Work instructions: Using the listing below, extract each line that has the word "title" in it.

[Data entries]
>> Begin

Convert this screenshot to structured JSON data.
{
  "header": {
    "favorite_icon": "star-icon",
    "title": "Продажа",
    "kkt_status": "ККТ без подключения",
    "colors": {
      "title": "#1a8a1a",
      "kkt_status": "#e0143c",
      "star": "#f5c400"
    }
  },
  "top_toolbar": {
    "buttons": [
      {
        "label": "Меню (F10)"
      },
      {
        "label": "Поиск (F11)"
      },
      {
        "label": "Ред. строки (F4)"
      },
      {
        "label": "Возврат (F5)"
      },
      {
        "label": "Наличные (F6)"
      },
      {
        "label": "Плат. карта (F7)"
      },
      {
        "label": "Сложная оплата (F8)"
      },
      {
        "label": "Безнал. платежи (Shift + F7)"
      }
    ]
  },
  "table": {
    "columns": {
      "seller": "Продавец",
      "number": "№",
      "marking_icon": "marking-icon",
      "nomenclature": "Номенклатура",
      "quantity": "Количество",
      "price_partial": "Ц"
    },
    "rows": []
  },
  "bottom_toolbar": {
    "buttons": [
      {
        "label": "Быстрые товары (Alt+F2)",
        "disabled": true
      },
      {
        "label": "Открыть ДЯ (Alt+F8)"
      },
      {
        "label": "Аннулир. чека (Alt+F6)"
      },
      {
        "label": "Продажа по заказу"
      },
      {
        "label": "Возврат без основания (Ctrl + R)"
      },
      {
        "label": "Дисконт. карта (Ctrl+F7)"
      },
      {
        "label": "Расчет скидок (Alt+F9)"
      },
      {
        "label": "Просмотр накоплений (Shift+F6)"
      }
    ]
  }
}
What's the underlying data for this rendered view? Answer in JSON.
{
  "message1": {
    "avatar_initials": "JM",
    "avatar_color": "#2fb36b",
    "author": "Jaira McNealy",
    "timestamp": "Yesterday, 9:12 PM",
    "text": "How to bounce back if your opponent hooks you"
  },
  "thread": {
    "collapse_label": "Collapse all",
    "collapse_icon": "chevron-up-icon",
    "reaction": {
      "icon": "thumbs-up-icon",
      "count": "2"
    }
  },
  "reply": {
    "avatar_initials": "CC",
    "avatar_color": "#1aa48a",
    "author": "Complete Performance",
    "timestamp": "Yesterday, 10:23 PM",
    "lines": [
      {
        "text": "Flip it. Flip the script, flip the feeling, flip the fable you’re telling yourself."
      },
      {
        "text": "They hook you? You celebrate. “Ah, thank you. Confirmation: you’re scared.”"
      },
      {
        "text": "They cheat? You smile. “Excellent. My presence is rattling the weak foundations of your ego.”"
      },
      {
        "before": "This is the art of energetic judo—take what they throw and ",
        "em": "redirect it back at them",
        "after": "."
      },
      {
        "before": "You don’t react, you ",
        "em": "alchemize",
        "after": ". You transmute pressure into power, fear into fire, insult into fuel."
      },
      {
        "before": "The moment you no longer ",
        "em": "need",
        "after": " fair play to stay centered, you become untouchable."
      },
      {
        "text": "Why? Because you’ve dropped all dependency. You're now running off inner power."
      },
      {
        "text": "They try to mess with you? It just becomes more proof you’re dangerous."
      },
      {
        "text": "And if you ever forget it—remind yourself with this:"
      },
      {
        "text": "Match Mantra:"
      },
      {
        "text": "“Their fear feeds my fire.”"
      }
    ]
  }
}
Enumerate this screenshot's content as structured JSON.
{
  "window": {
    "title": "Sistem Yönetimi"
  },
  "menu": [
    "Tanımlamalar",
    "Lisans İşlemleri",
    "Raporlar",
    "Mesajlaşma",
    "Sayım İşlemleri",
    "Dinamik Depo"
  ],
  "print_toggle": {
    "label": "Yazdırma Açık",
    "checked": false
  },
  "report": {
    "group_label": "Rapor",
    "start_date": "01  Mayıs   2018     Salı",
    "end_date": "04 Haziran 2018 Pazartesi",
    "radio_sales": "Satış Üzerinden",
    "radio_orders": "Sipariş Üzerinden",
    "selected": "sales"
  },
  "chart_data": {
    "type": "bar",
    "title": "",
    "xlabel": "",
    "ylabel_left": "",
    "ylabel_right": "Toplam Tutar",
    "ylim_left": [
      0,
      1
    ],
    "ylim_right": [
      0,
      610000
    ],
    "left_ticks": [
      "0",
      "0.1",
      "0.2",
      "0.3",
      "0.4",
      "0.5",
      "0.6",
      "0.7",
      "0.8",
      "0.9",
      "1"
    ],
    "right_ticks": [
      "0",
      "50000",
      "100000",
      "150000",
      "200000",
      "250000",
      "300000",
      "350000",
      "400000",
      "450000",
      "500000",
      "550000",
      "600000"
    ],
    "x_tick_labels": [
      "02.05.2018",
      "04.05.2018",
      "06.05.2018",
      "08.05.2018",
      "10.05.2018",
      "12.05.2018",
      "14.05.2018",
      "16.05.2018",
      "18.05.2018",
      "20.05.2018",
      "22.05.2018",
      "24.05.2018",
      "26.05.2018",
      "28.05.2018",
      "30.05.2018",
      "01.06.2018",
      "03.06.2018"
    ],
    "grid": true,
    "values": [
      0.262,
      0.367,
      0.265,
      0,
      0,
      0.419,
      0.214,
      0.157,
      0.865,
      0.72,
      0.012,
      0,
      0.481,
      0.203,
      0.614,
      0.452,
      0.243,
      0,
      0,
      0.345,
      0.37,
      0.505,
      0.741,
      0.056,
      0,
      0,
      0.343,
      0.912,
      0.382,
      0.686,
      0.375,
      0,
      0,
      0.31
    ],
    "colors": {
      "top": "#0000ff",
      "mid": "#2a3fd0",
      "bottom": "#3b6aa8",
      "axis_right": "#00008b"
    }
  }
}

>> End

Exercise answer:
    "title": "Продажа",
      "title": "#1a8a1a",
    "title": "Sistem Yönetimi"
    "title": "",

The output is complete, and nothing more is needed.